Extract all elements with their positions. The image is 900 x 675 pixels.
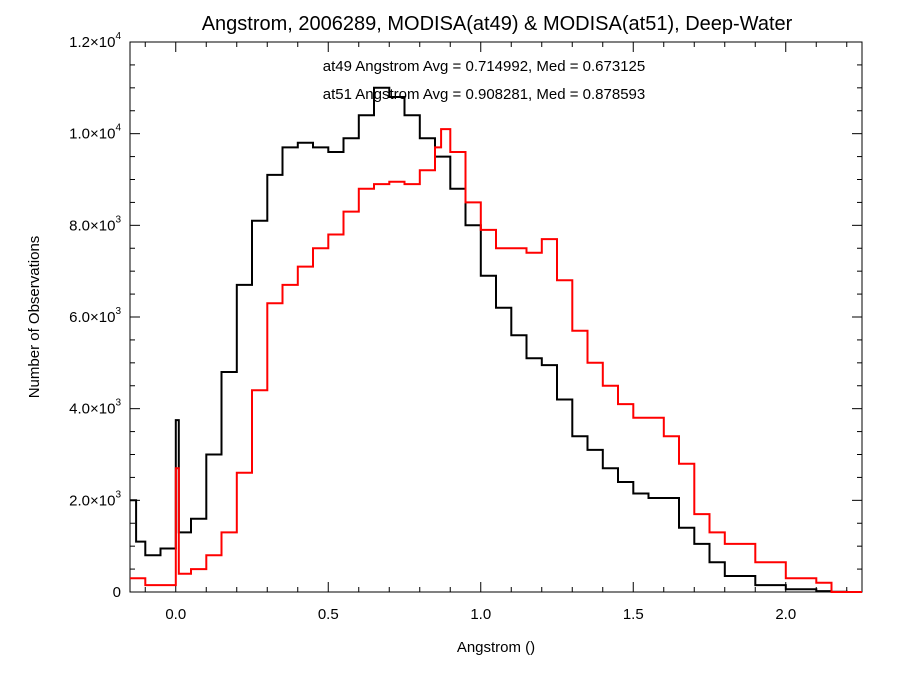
at49-histogram-line xyxy=(130,86,862,593)
y-tick-label: 1.0×104 xyxy=(69,123,121,143)
x-tick-label: 1.0 xyxy=(470,606,491,623)
y-tick-label: 8.0×103 xyxy=(69,214,121,234)
y-tick-label: 6.0×103 xyxy=(69,306,121,326)
x-axis-ticks: 0.0 0.5 1.0 1.5 2.0 xyxy=(144,42,848,623)
x-axis-title: Angstrom () xyxy=(457,639,535,656)
x-tick-label: 2.0 xyxy=(775,606,796,623)
series-layer xyxy=(130,86,862,593)
at51-stats-annotation: at51 Angstrom Avg = 0.908281, Med = 0.87… xyxy=(323,86,645,103)
x-tick-label: 0.5 xyxy=(318,606,339,623)
at49-stats-annotation: at49 Angstrom Avg = 0.714992, Med = 0.67… xyxy=(323,58,645,75)
plot-frame xyxy=(129,41,863,593)
y-axis-title: Number of Observations xyxy=(26,236,43,399)
y-tick-label: 2.0×103 xyxy=(69,489,121,509)
chart-title: Angstrom, 2006289, MODISA(at49) & MODISA… xyxy=(202,13,793,35)
at51-histogram-line xyxy=(130,128,862,593)
y-tick-label: 0 xyxy=(113,584,121,601)
x-tick-label: 0.0 xyxy=(165,606,186,623)
y-axis-ticks: 0 2.0×103 4.0×103 6.0×103 8.0×103 1.0×104 1.2×… xyxy=(69,31,862,601)
y-tick-label: 1.2×104 xyxy=(69,31,121,51)
x-tick-label: 1.5 xyxy=(623,606,644,623)
y-tick-label: 4.0×103 xyxy=(69,398,121,418)
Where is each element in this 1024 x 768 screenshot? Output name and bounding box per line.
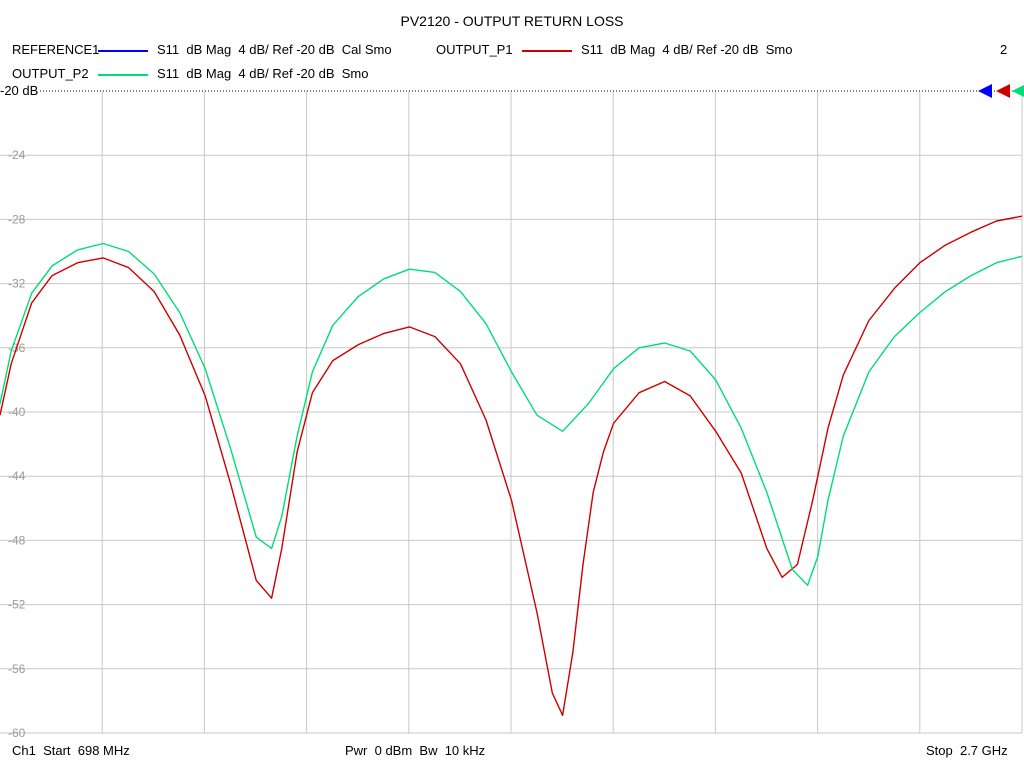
y-tick-label: -60: [8, 726, 26, 740]
footer-stop: Stop 2.7 GHz: [926, 743, 1008, 758]
ref-level-label: -20 dB: [0, 83, 39, 98]
reference-marker-icon: [1012, 85, 1024, 97]
y-tick-label: -52: [8, 598, 26, 612]
y-tick-label: -32: [8, 277, 26, 291]
legend-name-reference1: REFERENCE1: [12, 42, 100, 57]
reference-marker-icon: [978, 84, 992, 98]
legend-swatch-reference1: [98, 50, 148, 52]
legend-name-output-p1: OUTPUT_P1: [436, 42, 513, 57]
legend-name-output-p2: OUTPUT_P2: [12, 66, 89, 81]
y-tick-label: -44: [8, 469, 26, 483]
chart-title: PV2120 - OUTPUT RETURN LOSS: [400, 13, 624, 29]
y-tick-label: -40: [8, 405, 26, 419]
trace-output-p1: [0, 215, 1023, 716]
page-number: 2: [1000, 42, 1008, 57]
footer-power-bandwidth: Pwr 0 dBm Bw 10 kHz: [345, 743, 486, 758]
y-tick-label: -56: [8, 662, 26, 676]
trace-output-p2: [0, 242, 1023, 586]
y-tick-label: -28: [8, 212, 26, 226]
legend-desc-reference1: S11 dB Mag 4 dB/ Ref -20 dB Cal Smo: [157, 42, 392, 57]
y-tick-label: -24: [8, 148, 26, 162]
legend-swatch-output-p1: [522, 50, 572, 52]
y-tick-label: -48: [8, 533, 26, 547]
footer-start: Ch1 Start 698 MHz: [12, 743, 130, 758]
legend-swatch-output-p2: [98, 74, 148, 76]
legend-desc-output-p2: S11 dB Mag 4 dB/ Ref -20 dB Smo: [157, 66, 369, 81]
legend-desc-output-p1: S11 dB Mag 4 dB/ Ref -20 dB Smo: [581, 42, 793, 57]
reference-marker-icon: [996, 84, 1010, 98]
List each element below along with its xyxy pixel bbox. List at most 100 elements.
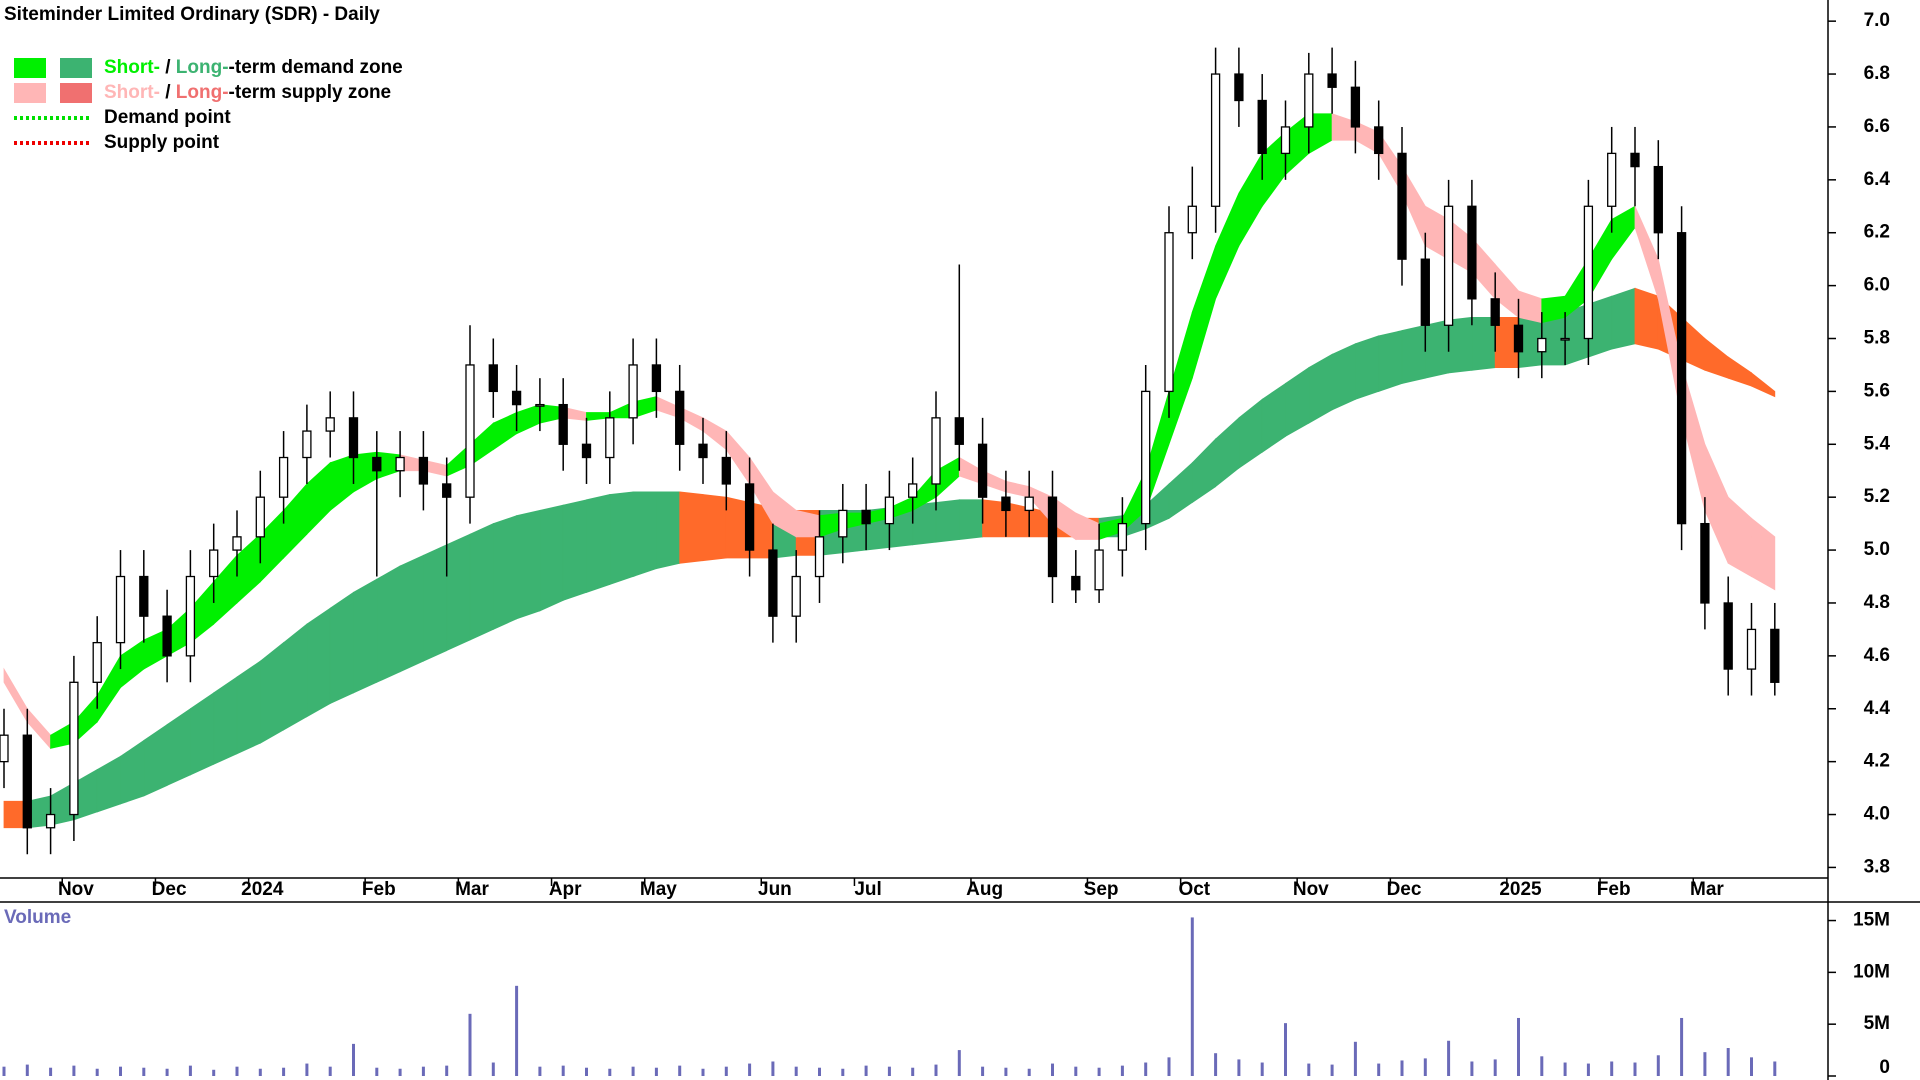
candle-body	[1397, 152, 1407, 260]
candle-body	[278, 456, 289, 498]
candle-body	[1723, 602, 1733, 670]
volume-bar	[1330, 1064, 1334, 1076]
candle-body	[395, 456, 405, 472]
volume-bar	[1773, 1061, 1777, 1076]
candle-body	[115, 575, 126, 644]
candle-body	[1187, 205, 1197, 234]
candle-body	[302, 430, 312, 459]
volume-bar	[911, 1067, 915, 1076]
candle-body	[768, 549, 778, 617]
candle-body	[511, 390, 522, 406]
long-term-band-segment	[492, 515, 517, 631]
x-tick-label: Aug	[966, 879, 1003, 900]
legend-label: Supply point	[104, 132, 220, 153]
candle-body	[1047, 496, 1058, 578]
volume-bar	[724, 1066, 728, 1076]
volume-bar	[1726, 1048, 1730, 1076]
x-tick-label: Jul	[854, 879, 881, 900]
volume-bar	[235, 1066, 239, 1076]
long-term-band-segment	[609, 491, 634, 586]
legend-swatch	[60, 58, 92, 78]
candle-body	[838, 509, 848, 538]
volume-bar	[887, 1066, 891, 1076]
volume-bar	[1214, 1053, 1218, 1076]
legend-label-part: -term supply zone	[229, 82, 392, 103]
volume-bar	[491, 1062, 495, 1076]
volume-bar	[1260, 1062, 1264, 1076]
volume-bar	[398, 1068, 402, 1076]
long-term-band-segment	[399, 554, 424, 673]
candle-body	[1374, 126, 1384, 155]
long-term-band-segment	[1611, 287, 1636, 350]
x-tick-label: Mar	[455, 879, 489, 900]
volume-bar	[1493, 1059, 1497, 1076]
volume-bar	[1563, 1062, 1567, 1076]
legend-label-part: Long-	[176, 57, 229, 78]
y-tick-label: 4.0	[1864, 804, 1890, 825]
candle-body	[255, 496, 265, 538]
legend-label-part: Long-	[176, 82, 229, 103]
candle-body	[1350, 86, 1361, 128]
candle-body	[1583, 205, 1594, 340]
x-tick-label: Mar	[1690, 879, 1724, 900]
candle-body	[1537, 337, 1547, 353]
long-term-band-segment	[1401, 324, 1426, 384]
volume-bar	[165, 1068, 169, 1076]
volume-bar	[1517, 1017, 1520, 1076]
long-term-band-segment	[935, 499, 960, 543]
candle-body	[1560, 337, 1570, 341]
volume-bar	[1284, 1023, 1287, 1076]
volume-bar	[1423, 1058, 1427, 1076]
volume-bar	[934, 1064, 938, 1076]
candle-body	[581, 443, 592, 459]
candle-body	[45, 813, 56, 829]
volume-bar	[701, 1068, 705, 1076]
long-term-band-segment	[1378, 330, 1403, 392]
volume-bar	[515, 985, 519, 1076]
volume-bar	[1190, 917, 1194, 1076]
volume-bar	[1144, 1062, 1148, 1076]
legend-label-part: Short-	[104, 82, 160, 103]
y-tick-label: 5M	[1864, 1013, 1890, 1034]
candle-body	[209, 549, 219, 578]
candle-body	[814, 536, 825, 578]
candle-body	[605, 417, 615, 459]
y-tick-label: 0	[1879, 1057, 1890, 1078]
volume-title: Volume	[4, 907, 71, 928]
candle-body	[744, 483, 755, 551]
x-tick-label: May	[640, 879, 677, 900]
x-tick-label: Nov	[1293, 879, 1329, 900]
volume-bar	[841, 1068, 845, 1076]
volume-bar	[72, 1065, 76, 1076]
volume-bar	[212, 1069, 216, 1076]
candle-body	[139, 575, 149, 617]
volume-bar	[375, 1067, 379, 1076]
x-tick-label: 2024	[241, 879, 284, 900]
candle-body	[1700, 522, 1710, 604]
volume-bar	[1004, 1067, 1008, 1076]
volume-bar	[1353, 1041, 1357, 1076]
candle-body	[1513, 324, 1524, 353]
volume-bar	[538, 1066, 542, 1076]
volume-bar	[631, 1066, 635, 1076]
volume-bar	[95, 1068, 99, 1076]
legend-label-part: Short-	[104, 57, 160, 78]
volume-bar	[188, 1065, 192, 1076]
long-term-band-segment	[446, 533, 471, 652]
volume-bar	[1167, 1057, 1171, 1076]
long-term-band-segment	[283, 623, 308, 731]
candle-body	[1071, 575, 1081, 591]
candle-body	[675, 390, 685, 445]
candle-body	[884, 496, 895, 525]
volume-bar	[445, 1065, 449, 1076]
long-term-band-segment	[516, 509, 541, 620]
long-term-band-segment	[656, 491, 681, 570]
legend-label: Short- / Long--term demand zone	[104, 57, 403, 78]
volume-bar	[585, 1067, 588, 1076]
candle-body	[1443, 205, 1454, 326]
y-tick-label: 10M	[1853, 961, 1890, 982]
volume-bar	[794, 1066, 798, 1076]
long-term-band-segment	[1355, 335, 1380, 400]
long-term-band-segment	[958, 499, 983, 540]
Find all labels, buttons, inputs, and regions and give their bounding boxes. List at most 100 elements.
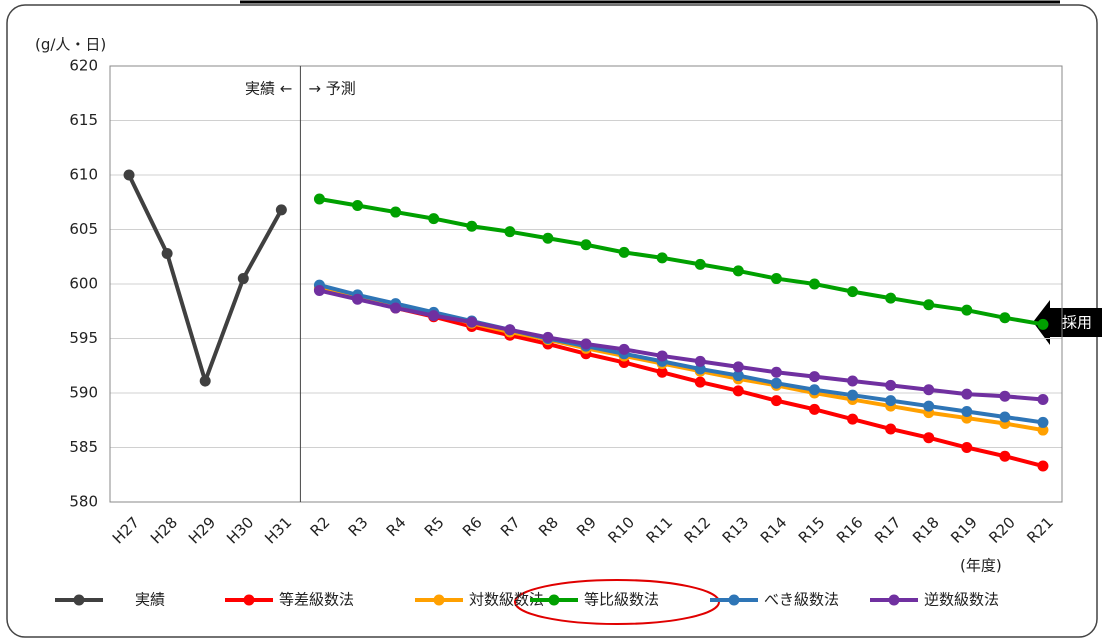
point: [732, 265, 744, 277]
point: [770, 366, 782, 378]
x-tick-label: R7: [497, 513, 524, 540]
series-line: [318, 288, 1044, 402]
point: [961, 406, 973, 418]
x-tick-label: H29: [185, 513, 219, 547]
point: [808, 384, 820, 396]
point: [1037, 394, 1049, 406]
x-tick-label: R9: [573, 513, 600, 540]
point: [199, 375, 211, 387]
x-tick-label: R12: [681, 513, 715, 547]
legend-dot: [888, 594, 900, 606]
y-tick-label: 610: [69, 166, 98, 184]
y-tick-label: 605: [69, 220, 98, 238]
point: [961, 304, 973, 316]
point: [961, 442, 973, 453]
point: [542, 232, 554, 244]
x-tick-label: R10: [604, 513, 638, 547]
point: [466, 316, 478, 328]
x-tick-label: R6: [459, 513, 486, 540]
point: [580, 338, 592, 350]
point: [923, 400, 935, 412]
y-tick-label: 615: [69, 111, 98, 129]
y-tick-label: 590: [69, 384, 98, 402]
point: [732, 361, 744, 373]
x-tick-label: R14: [757, 513, 791, 547]
point: [504, 324, 516, 336]
series-line: [127, 174, 284, 388]
point: [694, 258, 706, 270]
point: [352, 293, 364, 305]
point: [390, 302, 402, 314]
point: [313, 193, 325, 205]
point: [466, 220, 478, 232]
y-unit: (g/人・日): [35, 36, 106, 54]
x-tick-label: H27: [109, 513, 143, 547]
legend-dot: [243, 594, 255, 606]
point: [808, 371, 820, 383]
x-tick-label: R13: [719, 513, 753, 547]
adopted-label: 採用: [1062, 314, 1092, 332]
x-tick-label: R4: [383, 513, 410, 540]
point: [656, 366, 668, 378]
point: [923, 384, 935, 396]
point: [580, 239, 592, 251]
point: [847, 286, 859, 298]
annotation-left: 実績 ←: [245, 80, 292, 98]
point: [694, 355, 706, 367]
point: [618, 343, 630, 355]
adopted-arrow: [1033, 300, 1102, 345]
legend-label: べき級数法: [764, 591, 839, 609]
x-tick-label: R18: [909, 513, 943, 547]
point: [999, 411, 1011, 423]
point: [161, 247, 173, 259]
x-tick-label: H30: [223, 513, 257, 547]
point: [923, 432, 935, 444]
point: [313, 285, 325, 297]
point: [656, 350, 668, 362]
series-line: [318, 283, 1044, 425]
point: [847, 375, 859, 387]
point: [808, 403, 820, 415]
point: [999, 312, 1011, 324]
frame: [6, 4, 1098, 638]
y-tick-label: 585: [69, 438, 98, 456]
x-tick-label: R15: [795, 513, 829, 547]
point: [847, 389, 859, 401]
legend-dot: [548, 594, 560, 606]
point: [123, 169, 135, 181]
point: [237, 273, 249, 285]
point: [961, 388, 973, 400]
x-tick-label: R2: [307, 513, 334, 540]
x-tick-label: R21: [1023, 513, 1057, 547]
point: [732, 370, 744, 382]
legend-dot: [728, 594, 740, 606]
point: [352, 200, 364, 212]
point: [1037, 424, 1049, 436]
y-tick-label: 600: [69, 275, 98, 293]
x-tick-label: H31: [261, 513, 295, 547]
y-tick-label: 580: [69, 493, 98, 511]
point: [504, 226, 516, 238]
legend-label: 対数級数法: [469, 591, 544, 609]
legend-label: 逆数級数法: [924, 591, 999, 609]
point: [770, 377, 782, 389]
y-tick-label: 595: [69, 329, 98, 347]
point: [847, 413, 859, 425]
point: [732, 385, 744, 397]
point: [618, 246, 630, 258]
y-tick-label: 620: [69, 57, 98, 75]
legend-dot: [73, 594, 85, 606]
point: [428, 310, 440, 322]
series-line: [319, 197, 1044, 327]
point: [694, 376, 706, 388]
point: [1037, 318, 1049, 330]
plot-border: [109, 65, 1063, 503]
point: [275, 204, 287, 216]
point: [999, 450, 1011, 462]
point: [656, 252, 668, 264]
point: [770, 273, 782, 285]
legend-label: 等差級数法: [279, 591, 354, 609]
point: [1037, 416, 1049, 428]
x-tick-label: R5: [421, 513, 448, 540]
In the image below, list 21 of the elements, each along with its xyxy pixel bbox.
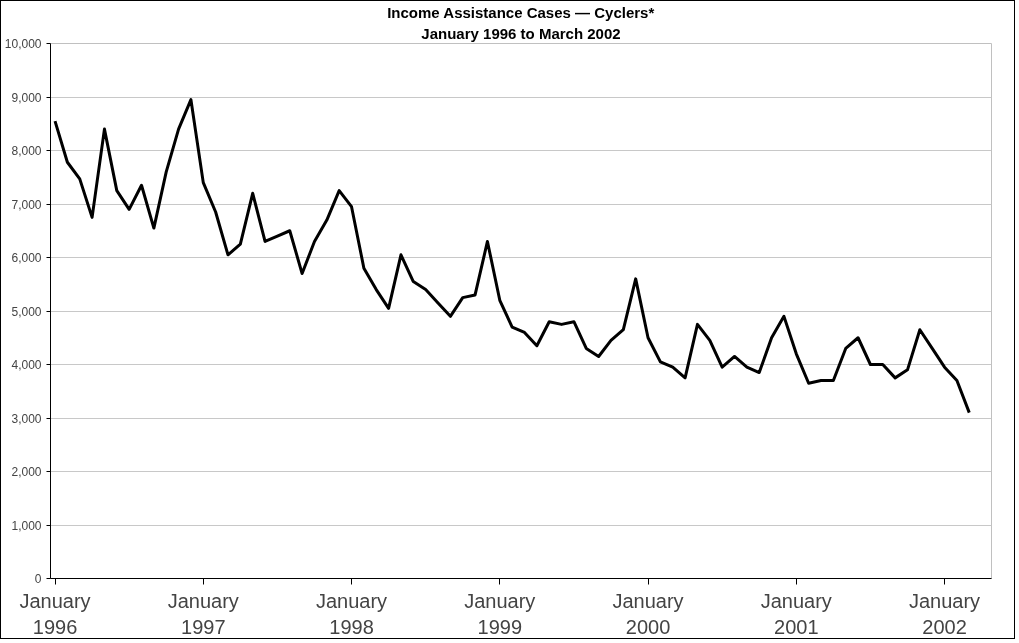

——

### GESTELLTE AUFGABE
Kannst du den Abschnitt Zeile für Zeile unverändert ausgeben, der mit der Zeile beginnt, die "at49-histogram-line xyxy=(130,86,862,593)" enthält, und mit der Zeile endet, die "x-axis-title: Angstrom ()" enthält? Beide Zeilen gehören dazu.

### LÖSUNG DER AUFGABE
at49-histogram-line xyxy=(130,86,862,593)
y-tick-label: 1.0×104 xyxy=(69,123,121,143)
x-tick-label: 1.0 xyxy=(470,606,491,623)
y-tick-label: 8.0×103 xyxy=(69,214,121,234)
y-tick-label: 6.0×103 xyxy=(69,306,121,326)
x-axis-ticks: 0.0 0.5 1.0 1.5 2.0 xyxy=(144,42,848,623)
x-axis-title: Angstrom () xyxy=(457,639,535,656)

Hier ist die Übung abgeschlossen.